(Extracts from a graphics dataset)
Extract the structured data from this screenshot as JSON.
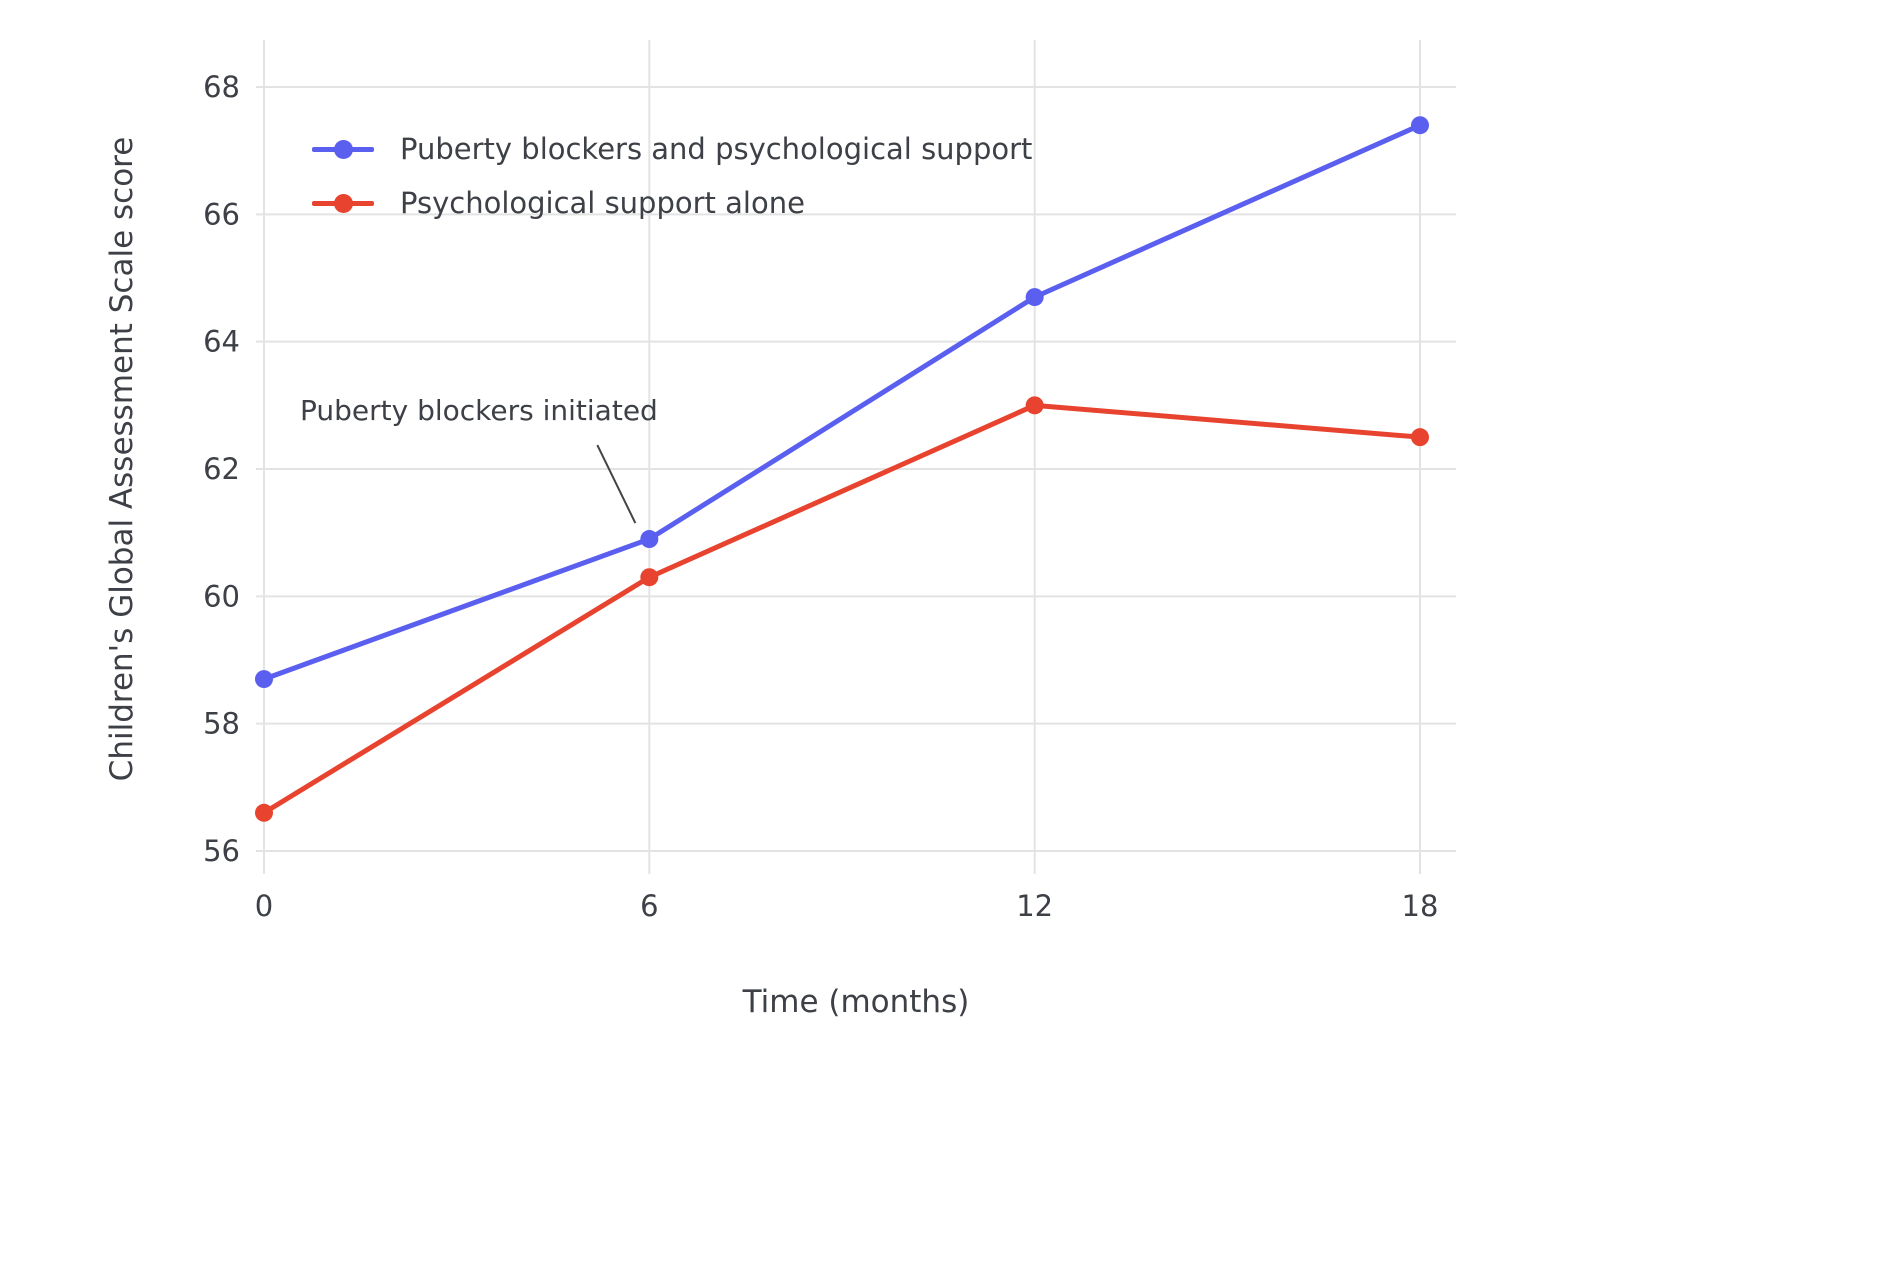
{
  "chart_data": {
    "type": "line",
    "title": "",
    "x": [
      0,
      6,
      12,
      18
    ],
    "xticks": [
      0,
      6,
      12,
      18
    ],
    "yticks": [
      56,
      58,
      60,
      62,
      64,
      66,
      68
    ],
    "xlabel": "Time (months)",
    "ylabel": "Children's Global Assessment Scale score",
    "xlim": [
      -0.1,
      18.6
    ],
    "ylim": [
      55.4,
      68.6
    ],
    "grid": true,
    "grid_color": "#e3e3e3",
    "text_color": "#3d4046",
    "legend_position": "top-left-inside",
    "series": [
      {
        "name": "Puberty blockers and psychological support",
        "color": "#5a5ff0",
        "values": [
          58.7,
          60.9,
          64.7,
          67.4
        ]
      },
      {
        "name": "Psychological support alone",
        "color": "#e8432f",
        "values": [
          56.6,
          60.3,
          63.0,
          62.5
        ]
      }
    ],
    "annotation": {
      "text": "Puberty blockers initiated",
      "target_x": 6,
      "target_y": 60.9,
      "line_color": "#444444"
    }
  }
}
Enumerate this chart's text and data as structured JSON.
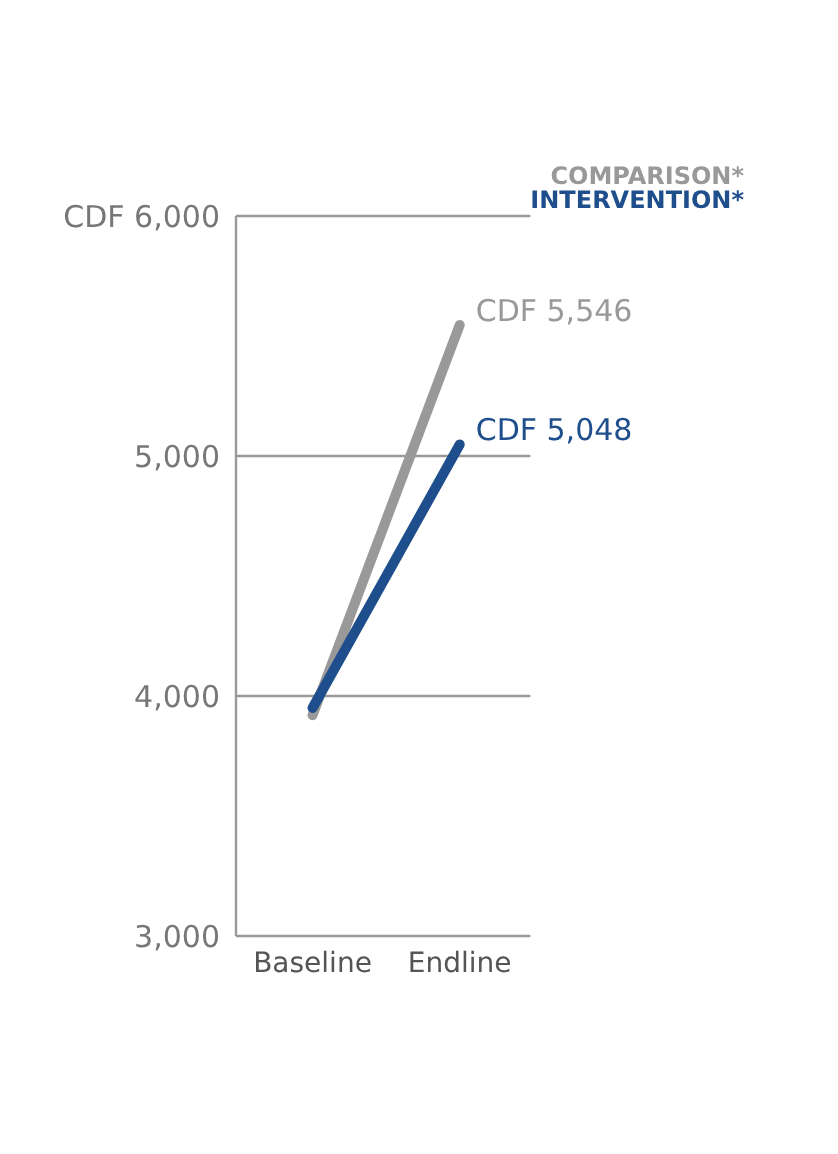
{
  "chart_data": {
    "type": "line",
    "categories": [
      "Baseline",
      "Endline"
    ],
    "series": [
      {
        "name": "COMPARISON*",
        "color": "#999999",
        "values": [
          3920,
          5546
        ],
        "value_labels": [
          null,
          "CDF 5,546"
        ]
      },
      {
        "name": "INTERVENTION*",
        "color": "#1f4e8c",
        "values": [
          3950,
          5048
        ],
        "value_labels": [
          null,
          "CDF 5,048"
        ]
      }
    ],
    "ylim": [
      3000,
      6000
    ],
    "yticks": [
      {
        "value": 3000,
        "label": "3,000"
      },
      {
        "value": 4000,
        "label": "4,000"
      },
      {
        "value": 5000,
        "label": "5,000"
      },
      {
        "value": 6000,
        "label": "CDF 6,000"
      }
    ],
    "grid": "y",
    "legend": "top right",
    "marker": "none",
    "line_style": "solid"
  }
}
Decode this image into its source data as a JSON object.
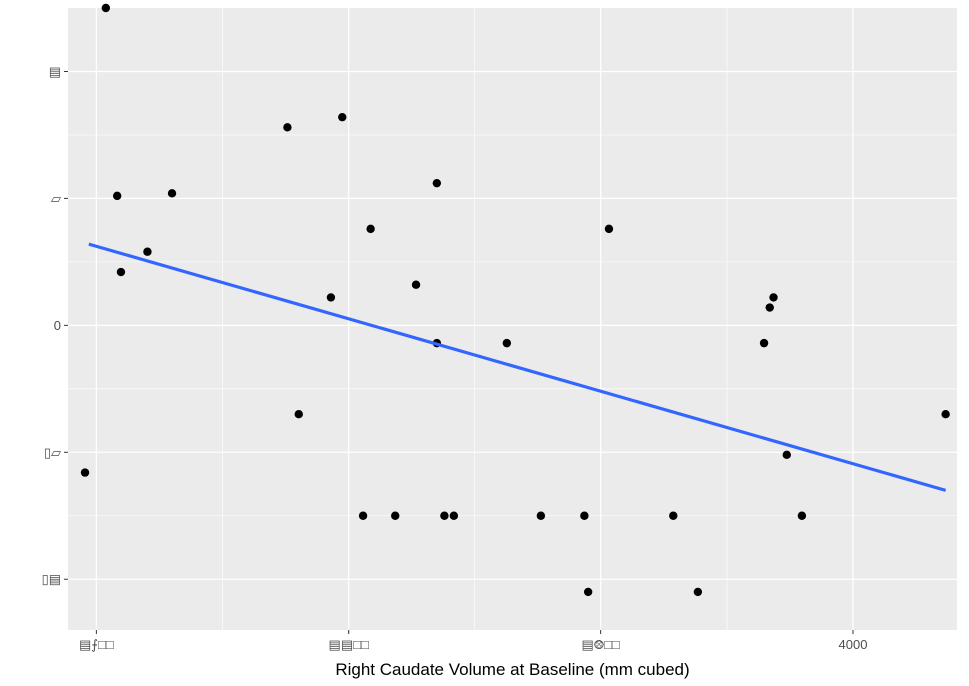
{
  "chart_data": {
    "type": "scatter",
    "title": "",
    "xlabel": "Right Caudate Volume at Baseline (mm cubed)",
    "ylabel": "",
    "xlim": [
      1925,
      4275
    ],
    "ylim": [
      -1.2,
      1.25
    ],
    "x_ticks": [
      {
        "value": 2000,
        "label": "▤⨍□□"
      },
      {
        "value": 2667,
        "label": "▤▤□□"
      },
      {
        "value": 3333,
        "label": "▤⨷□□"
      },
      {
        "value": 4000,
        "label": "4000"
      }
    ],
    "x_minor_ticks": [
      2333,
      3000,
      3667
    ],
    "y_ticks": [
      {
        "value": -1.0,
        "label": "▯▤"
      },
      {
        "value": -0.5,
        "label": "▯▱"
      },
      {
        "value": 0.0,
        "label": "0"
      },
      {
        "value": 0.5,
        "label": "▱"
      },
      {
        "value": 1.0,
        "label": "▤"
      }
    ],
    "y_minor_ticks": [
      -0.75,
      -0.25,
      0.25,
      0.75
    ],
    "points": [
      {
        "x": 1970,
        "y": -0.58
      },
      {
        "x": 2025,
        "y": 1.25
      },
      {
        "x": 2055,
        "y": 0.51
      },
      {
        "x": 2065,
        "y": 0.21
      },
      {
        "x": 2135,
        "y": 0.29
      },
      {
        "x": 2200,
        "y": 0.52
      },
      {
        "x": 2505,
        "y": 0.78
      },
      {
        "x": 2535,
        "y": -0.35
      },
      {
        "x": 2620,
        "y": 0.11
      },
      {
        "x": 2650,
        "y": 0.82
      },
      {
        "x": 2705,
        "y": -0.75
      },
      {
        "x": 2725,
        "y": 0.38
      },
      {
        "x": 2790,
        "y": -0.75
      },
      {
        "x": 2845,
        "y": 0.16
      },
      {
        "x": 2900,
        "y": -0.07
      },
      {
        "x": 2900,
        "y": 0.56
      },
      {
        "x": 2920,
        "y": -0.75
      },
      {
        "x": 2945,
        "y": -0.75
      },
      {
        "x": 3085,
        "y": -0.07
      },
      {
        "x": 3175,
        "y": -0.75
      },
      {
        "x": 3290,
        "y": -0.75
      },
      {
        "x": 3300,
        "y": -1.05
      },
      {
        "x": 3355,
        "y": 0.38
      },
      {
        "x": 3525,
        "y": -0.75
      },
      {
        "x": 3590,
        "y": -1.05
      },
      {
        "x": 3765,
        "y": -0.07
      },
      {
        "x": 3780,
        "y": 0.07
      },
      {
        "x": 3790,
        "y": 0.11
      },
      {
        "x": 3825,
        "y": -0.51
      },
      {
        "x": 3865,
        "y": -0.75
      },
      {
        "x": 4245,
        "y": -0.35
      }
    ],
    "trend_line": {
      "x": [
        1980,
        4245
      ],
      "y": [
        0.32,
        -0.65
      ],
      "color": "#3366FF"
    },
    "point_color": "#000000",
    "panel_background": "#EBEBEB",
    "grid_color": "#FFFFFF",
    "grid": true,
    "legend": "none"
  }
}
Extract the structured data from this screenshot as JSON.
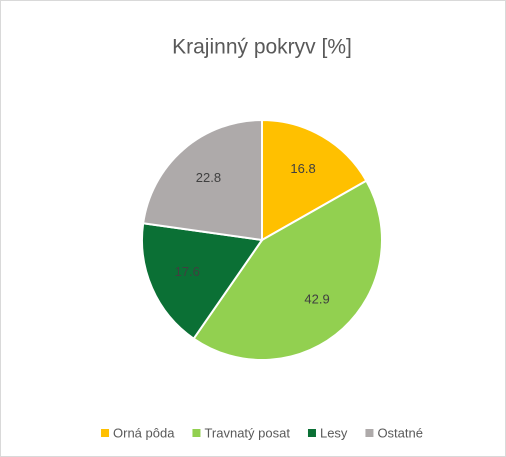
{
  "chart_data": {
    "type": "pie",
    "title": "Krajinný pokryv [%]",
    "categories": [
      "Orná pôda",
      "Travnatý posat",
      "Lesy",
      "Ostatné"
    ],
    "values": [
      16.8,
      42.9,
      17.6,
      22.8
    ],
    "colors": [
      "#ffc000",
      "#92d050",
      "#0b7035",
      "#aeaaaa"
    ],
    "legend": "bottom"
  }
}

What this task involves —
Copy out the lines that hold "JSON".

Output for this exercise —
Extract the structured data from this screenshot as JSON.
Enumerate this chart's text and data as structured JSON.
Decode this image into its source data as a JSON object.
Extract the structured data from this screenshot as JSON.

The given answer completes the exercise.